Exercise aim: Find the word "about" in the listing; pull out each line holding it.

Data section:

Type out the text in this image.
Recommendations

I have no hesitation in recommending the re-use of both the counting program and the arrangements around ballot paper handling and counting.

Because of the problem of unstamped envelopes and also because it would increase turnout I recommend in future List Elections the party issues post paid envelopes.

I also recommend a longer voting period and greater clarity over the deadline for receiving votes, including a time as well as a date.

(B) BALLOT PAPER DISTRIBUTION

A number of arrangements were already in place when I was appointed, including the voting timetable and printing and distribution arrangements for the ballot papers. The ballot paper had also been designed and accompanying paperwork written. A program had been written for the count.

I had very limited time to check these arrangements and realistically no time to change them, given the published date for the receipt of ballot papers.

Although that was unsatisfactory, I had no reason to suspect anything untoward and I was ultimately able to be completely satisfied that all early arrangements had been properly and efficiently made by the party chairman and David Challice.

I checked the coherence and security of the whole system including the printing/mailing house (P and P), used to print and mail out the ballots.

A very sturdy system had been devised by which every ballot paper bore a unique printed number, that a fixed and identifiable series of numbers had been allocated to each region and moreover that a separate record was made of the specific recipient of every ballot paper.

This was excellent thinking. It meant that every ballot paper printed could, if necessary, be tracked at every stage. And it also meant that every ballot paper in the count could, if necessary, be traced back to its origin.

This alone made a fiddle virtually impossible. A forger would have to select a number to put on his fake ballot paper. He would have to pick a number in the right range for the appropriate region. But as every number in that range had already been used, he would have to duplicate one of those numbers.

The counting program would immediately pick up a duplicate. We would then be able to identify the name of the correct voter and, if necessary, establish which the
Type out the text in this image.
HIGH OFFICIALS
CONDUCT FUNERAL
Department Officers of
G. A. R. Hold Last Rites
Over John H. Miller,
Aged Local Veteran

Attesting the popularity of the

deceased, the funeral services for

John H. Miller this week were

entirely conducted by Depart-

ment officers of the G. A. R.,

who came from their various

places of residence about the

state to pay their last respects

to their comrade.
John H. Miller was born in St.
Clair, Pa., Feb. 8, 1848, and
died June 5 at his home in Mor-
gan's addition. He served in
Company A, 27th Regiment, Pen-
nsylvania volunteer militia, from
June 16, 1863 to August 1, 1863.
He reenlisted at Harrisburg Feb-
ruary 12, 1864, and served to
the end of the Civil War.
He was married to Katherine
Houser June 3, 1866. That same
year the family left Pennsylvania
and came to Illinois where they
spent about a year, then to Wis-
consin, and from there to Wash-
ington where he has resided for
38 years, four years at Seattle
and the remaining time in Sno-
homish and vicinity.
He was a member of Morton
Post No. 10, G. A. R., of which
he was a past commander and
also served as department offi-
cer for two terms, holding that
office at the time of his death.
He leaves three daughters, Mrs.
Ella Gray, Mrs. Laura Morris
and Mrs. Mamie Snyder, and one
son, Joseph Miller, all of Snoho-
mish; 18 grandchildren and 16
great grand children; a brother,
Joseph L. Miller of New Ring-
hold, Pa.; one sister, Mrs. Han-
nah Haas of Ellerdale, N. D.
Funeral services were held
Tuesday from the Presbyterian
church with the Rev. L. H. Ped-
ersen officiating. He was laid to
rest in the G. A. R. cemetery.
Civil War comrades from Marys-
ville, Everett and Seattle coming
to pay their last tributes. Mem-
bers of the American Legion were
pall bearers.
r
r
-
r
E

Expected answer:
places of residence about the
spent about a year, then to Wis-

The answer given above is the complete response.